*EXTRAIT:*
Pour revenir à ta question, à l’étonnement que des gens de ma génération puissent être à l’unisson de leurs enfants ou de leurs petits-enfants, ça rejoint peut-être la première question, c’est-à-dire que les gens de ma génération dont tu parles, sont des gens à principes et quand on a des principes, on peut se tromper, on peut hésiter, mais on des guides, on a la boussole et nos principes étaient de toute façon des principes de refus de l’autorité absolue, arbitraire. Et sur ce point au moins, la révolution a rejoint Perspectives : sur le fait que nous ne voulions pas admettre que le Père de la Nation nous dicte ce qu’il fallait, ce qui était bien pour notre bien, nous rejoignons la révolution, nous rejoignons ces jeunes qui disent : “Dégage !” à qui veut leur donner des leçons. Pas de leçons, pas d’intimidation. Nous croyons – enfin, moi je le pense et je crois que mes camarades le pensent aussi – que notre rôle est plus qu’un rôle de direction politique que nous sommes obligés de jouer plus ou moins dans certaines limites, que c’est beaucoup plus que ça, un rôle de transmission, un rôle de passeurs. Nous sommes des passeurs.
Nous avons une expérience, nous avons eu une activité, nous avons réfléchi, nous sommes venus après des générations de militants, dans un climat qui n’a rien à voir avec celui d’aujourd’hui, donc nous avons une responsabilité : c’est de dire aux gens, aux jeunes, voilà ce qui s’est passé, voilà comment c’était, voilà comment on est passés de la Tunisie des Ben Ghedahem****, c’est-à-dire des tribus qui se révoltaient contre le Bey, au colonialisme, au Protectorat, à la lutte contre le colonialisme, à la confiscation de cette lutte par un parti qui est devenu un parti unique et qui, à côté de réalisations très importantes qu’il a faites - parce qu’il en avait besoin pour construire sa propre domination -, a peu à peu tiré la Tunisie vers le néant, et vous les jeunes, qui avez refusé ce néant, vous êtes en réalité dans la pleine continuité de toutes luttes qui ont été menées contre toutes ces injustices que le peuple tunisien a subi, peut-être depuis Elyssa****, on n’en sait rien.

*CONSIGNE 1:*
Recopiez à l'identique les lignes des données fournies, de la toute première jusqu'à celle qui contient « 1376, 2334, 1408] », cette dernière comprise.

*DONNÉES FOURNIES:*
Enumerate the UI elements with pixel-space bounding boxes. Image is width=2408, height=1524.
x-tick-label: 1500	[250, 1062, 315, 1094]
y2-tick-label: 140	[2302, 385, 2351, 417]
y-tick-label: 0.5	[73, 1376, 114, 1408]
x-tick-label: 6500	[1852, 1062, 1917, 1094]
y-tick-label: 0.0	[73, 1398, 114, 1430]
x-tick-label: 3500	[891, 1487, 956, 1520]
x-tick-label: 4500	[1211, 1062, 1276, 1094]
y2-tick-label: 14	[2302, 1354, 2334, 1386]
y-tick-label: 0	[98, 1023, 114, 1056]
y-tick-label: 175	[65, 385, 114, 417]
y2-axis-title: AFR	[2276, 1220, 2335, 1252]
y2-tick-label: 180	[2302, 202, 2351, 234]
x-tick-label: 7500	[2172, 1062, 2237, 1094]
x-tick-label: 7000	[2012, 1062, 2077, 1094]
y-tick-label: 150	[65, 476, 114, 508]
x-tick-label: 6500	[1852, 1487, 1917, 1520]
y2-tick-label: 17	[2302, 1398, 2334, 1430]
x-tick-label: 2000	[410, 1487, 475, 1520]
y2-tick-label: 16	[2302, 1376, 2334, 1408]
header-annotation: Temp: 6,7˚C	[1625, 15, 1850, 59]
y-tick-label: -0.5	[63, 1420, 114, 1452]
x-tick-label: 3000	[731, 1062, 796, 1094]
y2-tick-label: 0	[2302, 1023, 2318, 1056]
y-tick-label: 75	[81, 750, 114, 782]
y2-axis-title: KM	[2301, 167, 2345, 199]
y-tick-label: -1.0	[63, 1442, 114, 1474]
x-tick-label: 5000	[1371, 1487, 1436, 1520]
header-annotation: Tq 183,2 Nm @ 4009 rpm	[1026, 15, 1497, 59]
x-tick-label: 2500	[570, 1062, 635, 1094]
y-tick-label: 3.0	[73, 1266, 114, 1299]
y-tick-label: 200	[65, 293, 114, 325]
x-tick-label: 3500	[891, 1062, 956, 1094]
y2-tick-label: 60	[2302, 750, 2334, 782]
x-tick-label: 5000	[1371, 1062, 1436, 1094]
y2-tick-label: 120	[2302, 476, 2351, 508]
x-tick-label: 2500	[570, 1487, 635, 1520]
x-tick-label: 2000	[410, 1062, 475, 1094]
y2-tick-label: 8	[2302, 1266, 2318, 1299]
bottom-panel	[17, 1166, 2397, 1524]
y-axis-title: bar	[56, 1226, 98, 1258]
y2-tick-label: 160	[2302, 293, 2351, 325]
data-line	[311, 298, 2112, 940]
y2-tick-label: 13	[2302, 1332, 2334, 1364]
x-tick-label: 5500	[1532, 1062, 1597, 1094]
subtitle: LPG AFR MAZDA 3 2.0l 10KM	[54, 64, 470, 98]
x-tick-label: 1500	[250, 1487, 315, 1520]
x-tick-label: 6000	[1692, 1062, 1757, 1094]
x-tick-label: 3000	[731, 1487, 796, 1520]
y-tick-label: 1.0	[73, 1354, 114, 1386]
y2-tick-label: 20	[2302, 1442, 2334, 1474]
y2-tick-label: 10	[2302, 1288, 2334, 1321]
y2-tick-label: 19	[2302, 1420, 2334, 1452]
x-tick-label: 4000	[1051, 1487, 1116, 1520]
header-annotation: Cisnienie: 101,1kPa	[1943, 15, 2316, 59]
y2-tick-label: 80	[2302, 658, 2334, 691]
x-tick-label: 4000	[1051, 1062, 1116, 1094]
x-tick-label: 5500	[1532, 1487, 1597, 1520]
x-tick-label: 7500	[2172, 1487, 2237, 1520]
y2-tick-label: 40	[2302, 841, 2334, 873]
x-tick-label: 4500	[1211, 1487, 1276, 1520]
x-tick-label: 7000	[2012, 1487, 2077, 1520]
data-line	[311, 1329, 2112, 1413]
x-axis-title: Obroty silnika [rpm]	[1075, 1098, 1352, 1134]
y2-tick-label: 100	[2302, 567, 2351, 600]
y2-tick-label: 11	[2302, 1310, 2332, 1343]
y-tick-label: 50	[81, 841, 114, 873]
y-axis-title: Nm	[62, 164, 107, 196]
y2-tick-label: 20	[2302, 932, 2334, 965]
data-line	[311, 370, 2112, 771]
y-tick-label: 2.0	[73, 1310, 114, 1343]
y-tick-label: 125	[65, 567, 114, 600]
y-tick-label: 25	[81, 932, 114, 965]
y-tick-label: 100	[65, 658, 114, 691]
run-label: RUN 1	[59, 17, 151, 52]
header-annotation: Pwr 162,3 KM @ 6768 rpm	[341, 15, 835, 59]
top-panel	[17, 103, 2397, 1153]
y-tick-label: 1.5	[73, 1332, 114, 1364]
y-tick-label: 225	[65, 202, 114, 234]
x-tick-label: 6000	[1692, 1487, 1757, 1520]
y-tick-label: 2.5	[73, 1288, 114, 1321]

*CONSIGNE 2:*
D'après l'extrait, que disent les jeunes à qui veut leur donner des leçons ?

*RÉPONSE 1:*
Enumerate the UI elements with pixel-space bounding boxes. Image is width=2408, height=1524.
x-tick-label: 1500	[250, 1062, 315, 1094]
y2-tick-label: 140	[2302, 385, 2351, 417]
y-tick-label: 0.5	[73, 1376, 114, 1408]
x-tick-label: 6500	[1852, 1062, 1917, 1094]
y-tick-label: 0.0	[73, 1398, 114, 1430]
x-tick-label: 3500	[891, 1487, 956, 1520]
x-tick-label: 4500	[1211, 1062, 1276, 1094]
y2-tick-label: 14	[2302, 1354, 2334, 1386]
y-tick-label: 0	[98, 1023, 114, 1056]
y-tick-label: 175	[65, 385, 114, 417]
y2-axis-title: AFR	[2276, 1220, 2335, 1252]
y2-tick-label: 180	[2302, 202, 2351, 234]
x-tick-label: 7500	[2172, 1062, 2237, 1094]
x-tick-label: 7000	[2012, 1062, 2077, 1094]
y-tick-label: 150	[65, 476, 114, 508]
x-tick-label: 6500	[1852, 1487, 1917, 1520]
y2-tick-label: 17	[2302, 1398, 2334, 1430]
x-tick-label: 2000	[410, 1487, 475, 1520]
y2-tick-label: 16	[2302, 1376, 2334, 1408]

*RÉPONSE 2:*
Ils disent : « Dégage ! »